*TASK TO CARRY OUT:*
Every line holding the string "this" should be gathered.

(Figure contents as structured data)
---+---
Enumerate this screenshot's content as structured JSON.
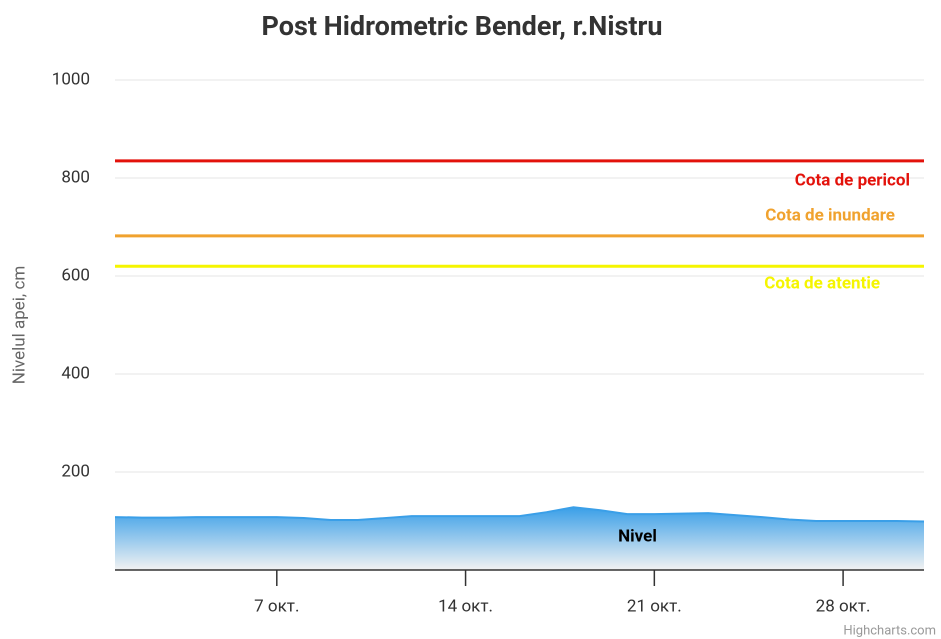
{
  "chart_data": {
    "type": "area",
    "title": "Post Hidrometric Bender, r.Nistru",
    "y_axis_label": "Nivelul apei, cm",
    "x": [
      1,
      2,
      3,
      4,
      5,
      6,
      7,
      8,
      9,
      10,
      11,
      12,
      13,
      14,
      15,
      16,
      17,
      18,
      19,
      20,
      21,
      22,
      23,
      24,
      25,
      26,
      27,
      28,
      29,
      30,
      31
    ],
    "xlim": [
      1,
      31
    ],
    "xticks": [
      {
        "value": 7,
        "label": "7 окт."
      },
      {
        "value": 14,
        "label": "14 окт."
      },
      {
        "value": 21,
        "label": "21 окт."
      },
      {
        "value": 28,
        "label": "28 окт."
      }
    ],
    "ylim": [
      0,
      1000
    ],
    "yticks": [
      200,
      400,
      600,
      800,
      1000
    ],
    "grid": true,
    "series": [
      {
        "name": "Nivel",
        "color": "#3a9fe8",
        "values": [
          108,
          107,
          107,
          108,
          108,
          108,
          108,
          106,
          102,
          102,
          106,
          110,
          110,
          110,
          110,
          110,
          118,
          128,
          122,
          114,
          114,
          115,
          116,
          112,
          108,
          103,
          100,
          100,
          100,
          100,
          99
        ]
      }
    ],
    "plot_lines": [
      {
        "label": "Cota de pericol",
        "value": 835,
        "color": "#e3120b"
      },
      {
        "label": "Cota de inundare",
        "value": 682,
        "color": "#f0a22e"
      },
      {
        "label": "Cota de atentie",
        "value": 620,
        "color": "#f5f500"
      }
    ],
    "credits": "Highcharts.com"
  }
}
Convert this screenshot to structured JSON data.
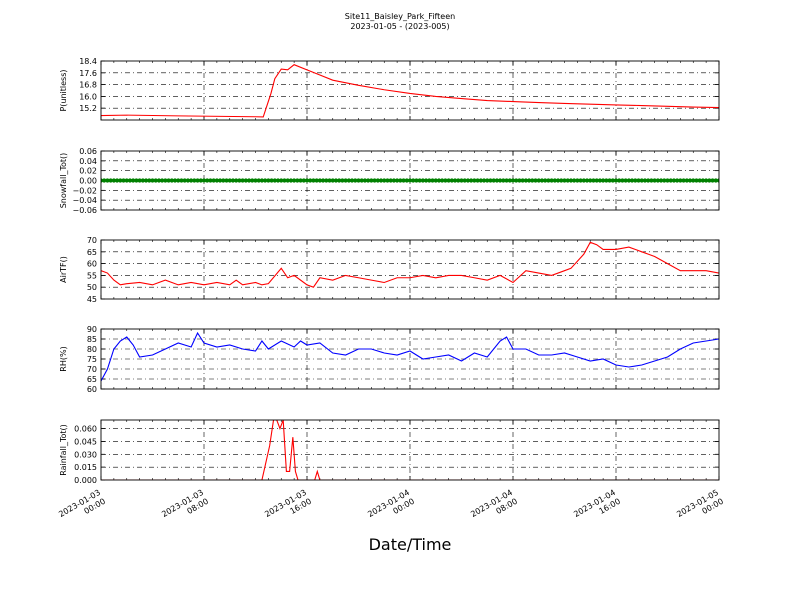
{
  "figure": {
    "title_line1": "Site11_Baisley_Park_Fifteen",
    "title_line2": "2023-01-05 - (2023-005)",
    "xlabel": "Date/Time",
    "x_ticks": [
      {
        "t": 0,
        "line1": "2023-01-03",
        "line2": "00:00"
      },
      {
        "t": 8,
        "line1": "2023-01-03",
        "line2": "08:00"
      },
      {
        "t": 16,
        "line1": "2023-01-03",
        "line2": "16:00"
      },
      {
        "t": 24,
        "line1": "2023-01-04",
        "line2": "00:00"
      },
      {
        "t": 32,
        "line1": "2023-01-04",
        "line2": "08:00"
      },
      {
        "t": 40,
        "line1": "2023-01-04",
        "line2": "16:00"
      },
      {
        "t": 48,
        "line1": "2023-01-05",
        "line2": "00:00"
      }
    ],
    "x_range_hours": [
      0,
      48
    ],
    "grid": true
  },
  "chart_data": [
    {
      "type": "line",
      "ylabel": "P(unitless)",
      "ylim": [
        14.4,
        18.4
      ],
      "yticks": [
        15.2,
        16.0,
        16.8,
        17.6,
        18.4
      ],
      "ytick_labels": [
        "15.2",
        "16.0",
        "16.8",
        "17.6",
        "18.4"
      ],
      "color": "#ff0000",
      "marker": "line",
      "x_hours": [
        0,
        2,
        6,
        12,
        12.6,
        13.2,
        13.5,
        14,
        14.5,
        15,
        16,
        17,
        18,
        20,
        22,
        24,
        26,
        28,
        30,
        32,
        34,
        36,
        38,
        40,
        42,
        44,
        46,
        48
      ],
      "values": [
        14.7,
        14.73,
        14.68,
        14.62,
        14.61,
        16.2,
        17.2,
        17.85,
        17.8,
        18.15,
        17.8,
        17.45,
        17.1,
        16.75,
        16.45,
        16.2,
        16.0,
        15.85,
        15.72,
        15.65,
        15.58,
        15.52,
        15.47,
        15.42,
        15.38,
        15.33,
        15.28,
        15.24
      ]
    },
    {
      "type": "line",
      "ylabel": "Snowfall_Tot()",
      "ylim": [
        -0.06,
        0.06
      ],
      "yticks": [
        -0.06,
        -0.04,
        -0.02,
        0.0,
        0.02,
        0.04,
        0.06
      ],
      "ytick_labels": [
        "−0.06",
        "−0.04",
        "−0.02",
        "0.00",
        "0.02",
        "0.04",
        "0.06"
      ],
      "color": "#008000",
      "marker": "dots",
      "x_hours": [
        0,
        48
      ],
      "values": [
        0.0,
        0.0
      ]
    },
    {
      "type": "line",
      "ylabel": "AirTF()",
      "ylim": [
        45,
        70
      ],
      "yticks": [
        45,
        50,
        55,
        60,
        65,
        70
      ],
      "ytick_labels": [
        "45",
        "50",
        "55",
        "60",
        "65",
        "70"
      ],
      "color": "#ff0000",
      "marker": "line",
      "x_hours": [
        0,
        0.5,
        1,
        1.5,
        2,
        3,
        4,
        5,
        6,
        7,
        8,
        9,
        10,
        10.5,
        11,
        12,
        12.5,
        13,
        14,
        14.5,
        15,
        16,
        16.5,
        17,
        18,
        19,
        20,
        21,
        22,
        23,
        24,
        25,
        26,
        27,
        28,
        29,
        30,
        31,
        32,
        33,
        34,
        35,
        36,
        36.5,
        37,
        37.5,
        38,
        38.5,
        39,
        40,
        41,
        42,
        42.5,
        43,
        44,
        45,
        46,
        47,
        48
      ],
      "values": [
        57,
        56,
        53,
        51,
        51.5,
        52,
        51,
        53,
        51,
        52,
        51,
        52,
        51,
        53,
        51,
        52,
        51,
        51.5,
        58,
        54,
        55,
        51,
        50,
        54,
        53,
        55,
        54,
        53,
        52,
        54,
        54,
        55,
        54,
        55,
        55,
        54,
        53,
        55,
        52,
        57,
        56,
        55,
        57,
        58,
        61,
        64,
        69,
        68,
        66,
        66,
        67,
        65,
        64,
        63,
        60,
        57,
        57,
        57,
        56
      ]
    },
    {
      "type": "line",
      "ylabel": "RH(%)",
      "ylim": [
        60,
        90
      ],
      "yticks": [
        60,
        65,
        70,
        75,
        80,
        85,
        90
      ],
      "ytick_labels": [
        "60",
        "65",
        "70",
        "75",
        "80",
        "85",
        "90"
      ],
      "color": "#0000ff",
      "marker": "line",
      "x_hours": [
        0,
        0.5,
        1,
        1.5,
        2,
        2.5,
        3,
        4,
        5,
        6,
        7,
        7.5,
        8,
        9,
        10,
        11,
        12,
        12.5,
        13,
        14,
        15,
        15.5,
        16,
        17,
        18,
        19,
        20,
        21,
        22,
        23,
        24,
        25,
        26,
        27,
        28,
        29,
        30,
        31,
        31.5,
        32,
        33,
        34,
        35,
        36,
        37,
        38,
        39,
        40,
        41,
        42,
        43,
        44,
        45,
        46,
        47,
        48
      ],
      "values": [
        64,
        70,
        80,
        84,
        86,
        82,
        76,
        77,
        80,
        83,
        81,
        88,
        83,
        81,
        82,
        80,
        79,
        84,
        80,
        84,
        81,
        84,
        82,
        83,
        78,
        77,
        80,
        80,
        78,
        77,
        79,
        75,
        76,
        77,
        74,
        78,
        76,
        84,
        86,
        80,
        80,
        77,
        77,
        78,
        76,
        74,
        75,
        72,
        71,
        72,
        74,
        76,
        80,
        83,
        84,
        85
      ]
    },
    {
      "type": "line",
      "ylabel": "Rainfall_Tot()",
      "ylim": [
        0.0,
        0.07
      ],
      "yticks": [
        0.0,
        0.015,
        0.03,
        0.045,
        0.06
      ],
      "ytick_labels": [
        "0.000",
        "0.015",
        "0.030",
        "0.045",
        "0.060"
      ],
      "color": "#ff0000",
      "marker": "line",
      "x_hours": [
        0,
        12.5,
        13.1,
        13.4,
        13.65,
        13.9,
        14.15,
        14.4,
        14.65,
        14.9,
        15.1,
        15.3,
        15.5,
        16.5,
        16.6,
        16.8,
        17,
        48
      ],
      "values": [
        0.0,
        0.0,
        0.04,
        0.07,
        0.07,
        0.06,
        0.07,
        0.01,
        0.01,
        0.05,
        0.01,
        0.0,
        0.0,
        0.0,
        0.0,
        0.01,
        0.0,
        0.0
      ]
    }
  ]
}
---+---
*FINISHED ANSWER:*
Enumerate this screenshot's content as structured JSON.
Convert this screenshot to structured JSON data.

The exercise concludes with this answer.